Instruction: Search the material for the string "pollution", then return every line where it is found.

## begin

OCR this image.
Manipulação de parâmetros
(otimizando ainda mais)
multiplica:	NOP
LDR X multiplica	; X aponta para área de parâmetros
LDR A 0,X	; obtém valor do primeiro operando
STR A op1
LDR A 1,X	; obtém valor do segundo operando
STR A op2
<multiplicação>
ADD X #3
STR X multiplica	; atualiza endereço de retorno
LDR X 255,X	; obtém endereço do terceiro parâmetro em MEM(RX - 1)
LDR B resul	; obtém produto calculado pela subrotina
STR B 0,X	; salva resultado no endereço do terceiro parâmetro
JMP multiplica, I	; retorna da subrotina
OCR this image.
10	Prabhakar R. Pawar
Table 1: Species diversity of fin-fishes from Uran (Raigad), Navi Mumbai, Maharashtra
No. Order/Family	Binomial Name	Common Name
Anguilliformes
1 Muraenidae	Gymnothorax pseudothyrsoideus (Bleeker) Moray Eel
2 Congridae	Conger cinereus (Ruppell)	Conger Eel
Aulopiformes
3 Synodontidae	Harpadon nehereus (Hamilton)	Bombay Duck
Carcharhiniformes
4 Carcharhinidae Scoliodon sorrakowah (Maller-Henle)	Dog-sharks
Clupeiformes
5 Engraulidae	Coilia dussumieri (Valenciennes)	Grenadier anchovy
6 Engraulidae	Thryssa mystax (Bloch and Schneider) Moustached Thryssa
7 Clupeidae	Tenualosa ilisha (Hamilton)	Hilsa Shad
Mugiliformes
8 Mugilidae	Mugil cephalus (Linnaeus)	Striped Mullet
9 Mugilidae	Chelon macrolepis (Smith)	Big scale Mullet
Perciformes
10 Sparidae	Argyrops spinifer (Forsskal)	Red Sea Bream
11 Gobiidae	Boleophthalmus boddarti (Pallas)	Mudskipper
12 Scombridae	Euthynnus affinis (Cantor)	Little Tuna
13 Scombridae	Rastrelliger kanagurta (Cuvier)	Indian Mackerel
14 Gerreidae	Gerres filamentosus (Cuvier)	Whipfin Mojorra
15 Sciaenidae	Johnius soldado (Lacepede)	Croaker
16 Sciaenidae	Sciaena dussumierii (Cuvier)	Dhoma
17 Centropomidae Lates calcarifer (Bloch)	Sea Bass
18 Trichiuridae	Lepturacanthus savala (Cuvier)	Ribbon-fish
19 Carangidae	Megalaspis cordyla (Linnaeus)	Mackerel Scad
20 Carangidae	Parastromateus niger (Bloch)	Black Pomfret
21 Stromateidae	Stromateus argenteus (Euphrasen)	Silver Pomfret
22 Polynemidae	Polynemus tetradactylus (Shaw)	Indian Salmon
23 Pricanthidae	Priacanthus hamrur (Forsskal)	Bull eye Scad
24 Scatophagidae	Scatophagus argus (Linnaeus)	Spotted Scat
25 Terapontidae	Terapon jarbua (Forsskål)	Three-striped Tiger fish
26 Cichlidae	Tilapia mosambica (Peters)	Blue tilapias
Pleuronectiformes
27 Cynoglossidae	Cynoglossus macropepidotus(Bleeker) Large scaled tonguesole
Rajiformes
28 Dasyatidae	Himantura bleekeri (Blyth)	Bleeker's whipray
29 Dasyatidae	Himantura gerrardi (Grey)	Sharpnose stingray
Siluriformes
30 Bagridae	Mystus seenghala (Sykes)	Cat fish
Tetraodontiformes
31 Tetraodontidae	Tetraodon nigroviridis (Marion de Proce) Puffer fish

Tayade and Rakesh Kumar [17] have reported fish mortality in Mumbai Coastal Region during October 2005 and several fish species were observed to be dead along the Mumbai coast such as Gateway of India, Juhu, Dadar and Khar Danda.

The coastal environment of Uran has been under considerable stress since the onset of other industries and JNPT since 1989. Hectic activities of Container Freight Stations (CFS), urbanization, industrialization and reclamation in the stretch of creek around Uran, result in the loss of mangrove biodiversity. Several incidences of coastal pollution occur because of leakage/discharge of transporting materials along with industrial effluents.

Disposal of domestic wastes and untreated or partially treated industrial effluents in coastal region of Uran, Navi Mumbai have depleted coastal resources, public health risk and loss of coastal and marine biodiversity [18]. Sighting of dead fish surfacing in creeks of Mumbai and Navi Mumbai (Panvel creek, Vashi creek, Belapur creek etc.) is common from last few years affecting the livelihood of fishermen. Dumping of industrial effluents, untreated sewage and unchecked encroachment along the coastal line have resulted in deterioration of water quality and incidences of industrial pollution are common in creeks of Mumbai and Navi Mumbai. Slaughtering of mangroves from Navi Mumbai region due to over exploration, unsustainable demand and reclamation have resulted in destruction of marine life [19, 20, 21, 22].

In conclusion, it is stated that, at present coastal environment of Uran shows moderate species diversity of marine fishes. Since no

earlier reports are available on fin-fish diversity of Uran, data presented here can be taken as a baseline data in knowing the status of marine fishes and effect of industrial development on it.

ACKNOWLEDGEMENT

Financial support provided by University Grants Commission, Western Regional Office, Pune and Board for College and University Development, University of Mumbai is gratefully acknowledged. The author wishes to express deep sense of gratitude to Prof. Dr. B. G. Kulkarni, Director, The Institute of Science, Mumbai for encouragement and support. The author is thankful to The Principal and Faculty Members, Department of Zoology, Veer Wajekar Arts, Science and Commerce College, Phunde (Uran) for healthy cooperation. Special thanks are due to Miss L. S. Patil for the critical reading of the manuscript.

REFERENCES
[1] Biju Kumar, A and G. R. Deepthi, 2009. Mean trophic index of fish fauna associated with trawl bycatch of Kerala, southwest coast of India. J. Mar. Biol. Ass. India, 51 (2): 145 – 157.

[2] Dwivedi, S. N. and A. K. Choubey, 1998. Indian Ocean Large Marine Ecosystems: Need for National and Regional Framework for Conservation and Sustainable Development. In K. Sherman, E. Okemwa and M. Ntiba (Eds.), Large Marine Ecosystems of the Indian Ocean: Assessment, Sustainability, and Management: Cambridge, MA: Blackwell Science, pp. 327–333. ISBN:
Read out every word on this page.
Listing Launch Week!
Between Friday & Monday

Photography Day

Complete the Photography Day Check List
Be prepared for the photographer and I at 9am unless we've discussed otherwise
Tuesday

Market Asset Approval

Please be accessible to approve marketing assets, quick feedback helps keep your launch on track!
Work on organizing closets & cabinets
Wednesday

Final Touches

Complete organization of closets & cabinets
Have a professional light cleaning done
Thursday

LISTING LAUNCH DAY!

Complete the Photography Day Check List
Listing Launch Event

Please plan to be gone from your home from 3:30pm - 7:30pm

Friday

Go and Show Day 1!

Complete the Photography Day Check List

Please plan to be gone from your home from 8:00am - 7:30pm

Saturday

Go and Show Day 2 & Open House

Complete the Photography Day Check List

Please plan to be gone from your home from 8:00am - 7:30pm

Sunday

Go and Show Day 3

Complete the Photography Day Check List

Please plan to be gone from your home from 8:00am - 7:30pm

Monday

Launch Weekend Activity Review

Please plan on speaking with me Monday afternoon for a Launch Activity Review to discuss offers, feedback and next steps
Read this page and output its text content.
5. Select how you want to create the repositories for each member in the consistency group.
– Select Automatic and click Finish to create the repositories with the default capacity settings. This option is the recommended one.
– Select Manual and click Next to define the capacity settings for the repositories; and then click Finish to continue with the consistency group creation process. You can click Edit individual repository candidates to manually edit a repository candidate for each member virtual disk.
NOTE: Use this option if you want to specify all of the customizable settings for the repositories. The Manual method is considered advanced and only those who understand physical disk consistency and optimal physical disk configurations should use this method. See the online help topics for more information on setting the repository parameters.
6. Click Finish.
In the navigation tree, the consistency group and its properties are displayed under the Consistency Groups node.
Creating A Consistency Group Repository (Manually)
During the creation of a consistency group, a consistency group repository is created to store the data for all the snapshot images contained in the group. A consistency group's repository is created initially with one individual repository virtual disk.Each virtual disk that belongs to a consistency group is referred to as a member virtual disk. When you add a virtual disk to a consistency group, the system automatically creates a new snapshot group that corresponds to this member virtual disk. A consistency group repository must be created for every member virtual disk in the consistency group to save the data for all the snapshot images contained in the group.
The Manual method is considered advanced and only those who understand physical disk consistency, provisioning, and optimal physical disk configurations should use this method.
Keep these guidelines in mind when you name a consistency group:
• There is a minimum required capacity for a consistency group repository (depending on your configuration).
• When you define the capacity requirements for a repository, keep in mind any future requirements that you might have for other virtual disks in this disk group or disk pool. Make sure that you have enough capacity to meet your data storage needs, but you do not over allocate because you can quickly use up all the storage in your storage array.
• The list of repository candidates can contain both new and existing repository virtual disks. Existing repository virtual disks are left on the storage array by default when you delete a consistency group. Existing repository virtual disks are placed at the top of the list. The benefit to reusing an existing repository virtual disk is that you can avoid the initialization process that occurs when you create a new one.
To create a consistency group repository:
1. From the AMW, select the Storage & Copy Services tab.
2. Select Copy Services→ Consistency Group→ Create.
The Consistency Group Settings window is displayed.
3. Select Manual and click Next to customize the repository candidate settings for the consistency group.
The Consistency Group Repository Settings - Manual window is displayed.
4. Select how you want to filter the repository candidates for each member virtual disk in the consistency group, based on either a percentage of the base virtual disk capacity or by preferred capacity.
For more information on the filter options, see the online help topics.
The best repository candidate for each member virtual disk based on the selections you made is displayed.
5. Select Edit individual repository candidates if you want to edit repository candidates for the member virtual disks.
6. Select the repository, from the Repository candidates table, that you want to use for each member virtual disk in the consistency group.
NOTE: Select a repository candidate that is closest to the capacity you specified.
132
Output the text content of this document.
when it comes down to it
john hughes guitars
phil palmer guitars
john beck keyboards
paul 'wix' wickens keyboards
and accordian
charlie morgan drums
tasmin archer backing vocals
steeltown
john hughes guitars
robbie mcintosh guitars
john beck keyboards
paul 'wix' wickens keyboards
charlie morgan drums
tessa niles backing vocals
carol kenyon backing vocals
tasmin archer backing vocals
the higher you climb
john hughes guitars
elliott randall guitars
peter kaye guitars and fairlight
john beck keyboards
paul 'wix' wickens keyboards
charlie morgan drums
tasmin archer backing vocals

## end

Solution to this exercise:
The coastal environment of Uran has been under considerable stress since the onset of other industries and JNPT since 1989. Hectic activities of Container Freight Stations (CFS), urbanization, industrialization and reclamation in the stretch of creek around Uran, result in the loss of mangrove biodiversity. Several incidences of coastal pollution occur because of leakage/discharge of transporting materials along with industrial effluents.
Disposal of domestic wastes and untreated or partially treated industrial effluents in coastal region of Uran, Navi Mumbai have depleted coastal resources, public health risk and loss of coastal and marine biodiversity [18]. Sighting of dead fish surfacing in creeks of Mumbai and Navi Mumbai (Panvel creek, Vashi creek, Belapur creek etc.) is common from last few years affecting the livelihood of fishermen. Dumping of industrial effluents, untreated sewage and unchecked encroachment along the coastal line have resulted in deterioration of water quality and incidences of industrial pollution are common in creeks of Mumbai and Navi Mumbai. Slaughtering of mangroves from Navi Mumbai region due to over exploration, unsustainable demand and reclamation have resulted in destruction of marine life [19, 20, 21, 22].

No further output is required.